▶ Rows
=-=-=-=-=

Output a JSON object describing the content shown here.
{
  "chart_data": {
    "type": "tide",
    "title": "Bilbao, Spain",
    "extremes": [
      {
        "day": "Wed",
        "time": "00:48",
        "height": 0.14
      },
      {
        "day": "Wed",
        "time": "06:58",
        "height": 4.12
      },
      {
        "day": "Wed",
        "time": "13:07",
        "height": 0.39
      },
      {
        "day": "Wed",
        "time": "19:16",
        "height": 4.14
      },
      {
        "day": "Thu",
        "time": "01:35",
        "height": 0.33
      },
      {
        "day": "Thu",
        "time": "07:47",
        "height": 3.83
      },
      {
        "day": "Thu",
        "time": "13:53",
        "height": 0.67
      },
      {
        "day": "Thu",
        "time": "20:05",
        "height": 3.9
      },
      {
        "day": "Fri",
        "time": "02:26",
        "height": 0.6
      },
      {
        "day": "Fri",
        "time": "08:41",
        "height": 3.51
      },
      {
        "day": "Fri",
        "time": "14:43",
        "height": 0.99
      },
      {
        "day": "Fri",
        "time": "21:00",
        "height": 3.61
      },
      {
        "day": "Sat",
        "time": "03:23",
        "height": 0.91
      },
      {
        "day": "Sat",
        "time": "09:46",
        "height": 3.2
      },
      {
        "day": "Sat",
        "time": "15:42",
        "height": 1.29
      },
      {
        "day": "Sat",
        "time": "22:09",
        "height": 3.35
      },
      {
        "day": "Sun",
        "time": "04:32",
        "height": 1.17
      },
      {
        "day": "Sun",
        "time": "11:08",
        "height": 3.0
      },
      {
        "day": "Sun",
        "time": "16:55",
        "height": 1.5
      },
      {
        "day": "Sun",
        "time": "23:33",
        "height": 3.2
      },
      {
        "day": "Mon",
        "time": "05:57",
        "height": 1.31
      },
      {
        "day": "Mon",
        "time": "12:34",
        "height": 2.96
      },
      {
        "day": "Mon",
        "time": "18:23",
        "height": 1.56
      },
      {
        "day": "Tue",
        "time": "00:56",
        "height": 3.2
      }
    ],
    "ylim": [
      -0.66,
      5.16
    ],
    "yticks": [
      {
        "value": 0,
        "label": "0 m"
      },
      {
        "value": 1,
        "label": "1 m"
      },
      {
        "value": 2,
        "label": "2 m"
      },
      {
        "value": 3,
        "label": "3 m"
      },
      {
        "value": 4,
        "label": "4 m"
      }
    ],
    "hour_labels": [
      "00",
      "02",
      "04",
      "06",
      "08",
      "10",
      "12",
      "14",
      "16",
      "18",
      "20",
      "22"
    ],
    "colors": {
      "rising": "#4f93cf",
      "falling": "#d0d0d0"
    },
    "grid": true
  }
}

=-=-=-=-=

▶ Goal of the exercise
Write out every record verbatim.

▶ Result
Output a JSON object describing the content shown here.
{
  "chart_data": {
    "type": "tide",
    "title": "Bilbao, Spain",
    "extremes": [
      {
        "day": "Wed",
        "time": "00:48",
        "height": 0.14
      },
      {
        "day": "Wed",
        "time": "06:58",
        "height": 4.12
      },
      {
        "day": "Wed",
        "time": "13:07",
        "height": 0.39
      },
      {
        "day": "Wed",
        "time": "19:16",
        "height": 4.14
      },
      {
        "day": "Thu",
        "time": "01:35",
        "height": 0.33
      },
      {
        "day": "Thu",
        "time": "07:47",
        "height": 3.83
      },
      {
        "day": "Thu",
        "time": "13:53",
        "height": 0.67
      },
      {
        "day": "Thu",
        "time": "20:05",
        "height": 3.9
      },
      {
        "day": "Fri",
        "time": "02:26",
        "height": 0.6
      },
      {
        "day": "Fri",
        "time": "08:41",
        "height": 3.51
      },
      {
        "day": "Fri",
        "time": "14:43",
        "height": 0.99
      },
      {
        "day": "Fri",
        "time": "21:00",
        "height": 3.61
      },
      {
        "day": "Sat",
        "time": "03:23",
        "height": 0.91
      },
      {
        "day": "Sat",
        "time": "09:46",
        "height": 3.2
      },
      {
        "day": "Sat",
        "time": "15:42",
        "height": 1.29
      },
      {
        "day": "Sat",
        "time": "22:09",
        "height": 3.35
      },
      {
        "day": "Sun",
        "time": "04:32",
        "height": 1.17
      },
      {
        "day": "Sun",
        "time": "11:08",
        "height": 3.0
      },
      {
        "day": "Sun",
        "time": "16:55",
        "height": 1.5
      },
      {
        "day": "Sun",
        "time": "23:33",
        "height": 3.2
      },
      {
        "day": "Mon",
        "time": "05:57",
        "height": 1.31
      },
      {
        "day": "Mon",
        "time": "12:34",
        "height": 2.96
      },
      {
        "day": "Mon",
        "time": "18:23",
        "height": 1.56
      },
      {
        "day": "Tue",
        "time": "00:56",
        "height": 3.2
      }
    ],
    "ylim": [
      -0.66,
      5.16
    ],
    "yticks": [
      {
        "value": 0,
        "label": "0 m"
      },
      {
        "value": 1,
        "label": "1 m"
      },
      {
        "value": 2,
        "label": "2 m"
      },
      {
        "value": 3,
        "label": "3 m"
      },
      {
        "value": 4,
        "label": "4 m"
      }
    ],
    "hour_labels": [
      "00",
      "02",
      "04",
      "06",
      "08",
      "10",
      "12",
      "14",
      "16",
      "18",
      "20",
      "22"
    ],
    "colors": {
      "rising": "#4f93cf",
      "falling": "#d0d0d0"
    },
    "grid": true
  }
}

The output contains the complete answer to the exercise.